Task goal: Determine how many lines contain the string "xlabel", then reply with that figure only.

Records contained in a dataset
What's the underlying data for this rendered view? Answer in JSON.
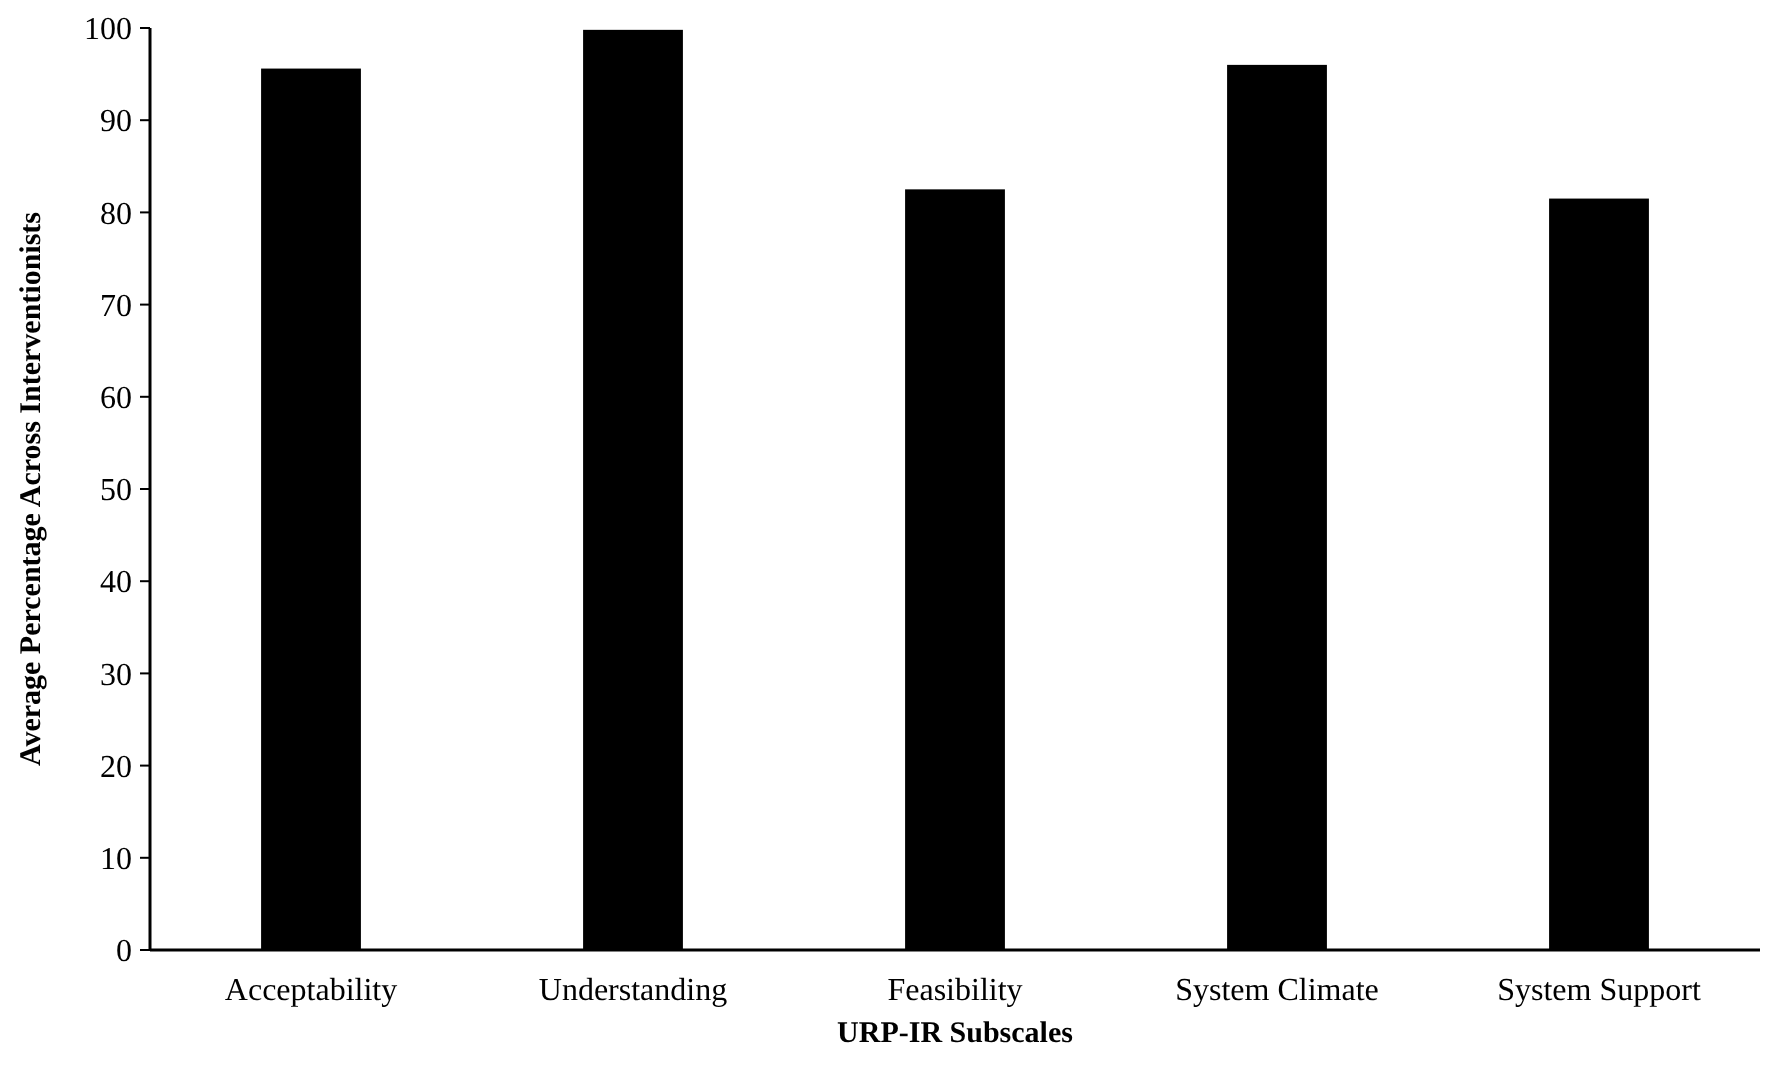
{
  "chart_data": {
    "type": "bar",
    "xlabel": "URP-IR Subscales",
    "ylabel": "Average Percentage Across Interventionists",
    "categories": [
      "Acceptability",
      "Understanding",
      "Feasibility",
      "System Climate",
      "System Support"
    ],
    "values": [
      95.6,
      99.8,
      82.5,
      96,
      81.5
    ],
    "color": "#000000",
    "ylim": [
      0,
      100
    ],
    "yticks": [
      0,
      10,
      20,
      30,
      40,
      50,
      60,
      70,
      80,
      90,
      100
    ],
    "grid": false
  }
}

---

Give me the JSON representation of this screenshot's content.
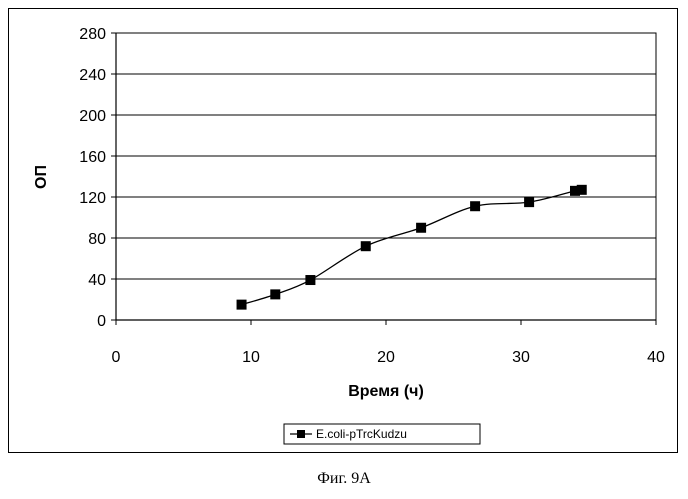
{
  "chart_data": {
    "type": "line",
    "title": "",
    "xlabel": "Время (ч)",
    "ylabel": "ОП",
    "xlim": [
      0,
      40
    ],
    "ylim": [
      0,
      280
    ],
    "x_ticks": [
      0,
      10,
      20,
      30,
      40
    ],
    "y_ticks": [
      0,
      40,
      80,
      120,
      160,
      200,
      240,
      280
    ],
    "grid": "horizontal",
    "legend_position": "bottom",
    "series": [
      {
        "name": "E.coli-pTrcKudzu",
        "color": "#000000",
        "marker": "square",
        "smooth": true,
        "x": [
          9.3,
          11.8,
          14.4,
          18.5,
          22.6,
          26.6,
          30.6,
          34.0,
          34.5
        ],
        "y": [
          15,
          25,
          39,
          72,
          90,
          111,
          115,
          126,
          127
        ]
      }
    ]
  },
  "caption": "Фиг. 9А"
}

Written answer: 2